# Task brief
Which lines in the material below contain the word "this"? Copy each of them.
* START Records supplied *
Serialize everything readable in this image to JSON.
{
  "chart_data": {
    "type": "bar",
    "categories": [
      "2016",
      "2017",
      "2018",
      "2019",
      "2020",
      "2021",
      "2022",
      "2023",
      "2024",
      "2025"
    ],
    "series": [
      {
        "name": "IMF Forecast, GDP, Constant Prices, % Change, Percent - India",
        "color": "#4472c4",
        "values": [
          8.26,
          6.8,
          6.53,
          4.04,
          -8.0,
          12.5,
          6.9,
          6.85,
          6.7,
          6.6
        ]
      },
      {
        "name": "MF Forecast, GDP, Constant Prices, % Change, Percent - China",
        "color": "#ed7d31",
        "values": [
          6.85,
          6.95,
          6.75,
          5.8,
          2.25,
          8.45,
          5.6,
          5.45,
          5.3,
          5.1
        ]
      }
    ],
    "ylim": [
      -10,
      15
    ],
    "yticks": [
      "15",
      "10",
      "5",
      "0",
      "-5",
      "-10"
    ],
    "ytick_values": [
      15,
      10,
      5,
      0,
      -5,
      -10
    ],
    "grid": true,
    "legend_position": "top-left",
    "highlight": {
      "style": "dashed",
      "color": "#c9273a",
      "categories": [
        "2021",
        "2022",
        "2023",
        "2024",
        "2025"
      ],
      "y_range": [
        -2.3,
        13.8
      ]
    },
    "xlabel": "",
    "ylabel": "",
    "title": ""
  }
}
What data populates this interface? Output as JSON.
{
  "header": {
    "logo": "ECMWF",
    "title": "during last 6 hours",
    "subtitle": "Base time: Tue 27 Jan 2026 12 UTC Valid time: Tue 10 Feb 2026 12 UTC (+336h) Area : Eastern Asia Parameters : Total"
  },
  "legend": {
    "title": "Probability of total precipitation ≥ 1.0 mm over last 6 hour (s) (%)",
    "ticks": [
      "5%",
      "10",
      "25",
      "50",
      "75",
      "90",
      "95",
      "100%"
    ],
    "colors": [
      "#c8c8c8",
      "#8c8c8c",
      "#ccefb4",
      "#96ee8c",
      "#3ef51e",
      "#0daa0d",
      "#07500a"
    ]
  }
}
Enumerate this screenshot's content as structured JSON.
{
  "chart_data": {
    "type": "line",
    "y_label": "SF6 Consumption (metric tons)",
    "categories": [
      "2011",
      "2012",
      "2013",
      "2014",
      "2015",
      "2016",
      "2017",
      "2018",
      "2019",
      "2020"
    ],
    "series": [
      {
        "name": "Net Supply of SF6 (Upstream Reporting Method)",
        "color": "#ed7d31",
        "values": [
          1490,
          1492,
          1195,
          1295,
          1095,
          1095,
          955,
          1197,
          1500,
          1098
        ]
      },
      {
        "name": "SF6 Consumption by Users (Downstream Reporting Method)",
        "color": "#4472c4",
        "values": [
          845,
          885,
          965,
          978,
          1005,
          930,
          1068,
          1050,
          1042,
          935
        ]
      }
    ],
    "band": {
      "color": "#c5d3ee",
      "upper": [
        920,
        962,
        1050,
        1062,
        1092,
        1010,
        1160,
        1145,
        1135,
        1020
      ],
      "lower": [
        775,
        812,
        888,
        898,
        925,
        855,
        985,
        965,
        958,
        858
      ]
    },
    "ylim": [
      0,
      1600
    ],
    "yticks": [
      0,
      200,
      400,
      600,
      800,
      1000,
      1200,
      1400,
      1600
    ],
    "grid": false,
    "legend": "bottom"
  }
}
* END Records supplied *
# Output
Serialize everything readable in this image to JSON.
What data populates this interface? Output as JSON.
Enumerate this screenshot's content as structured JSON.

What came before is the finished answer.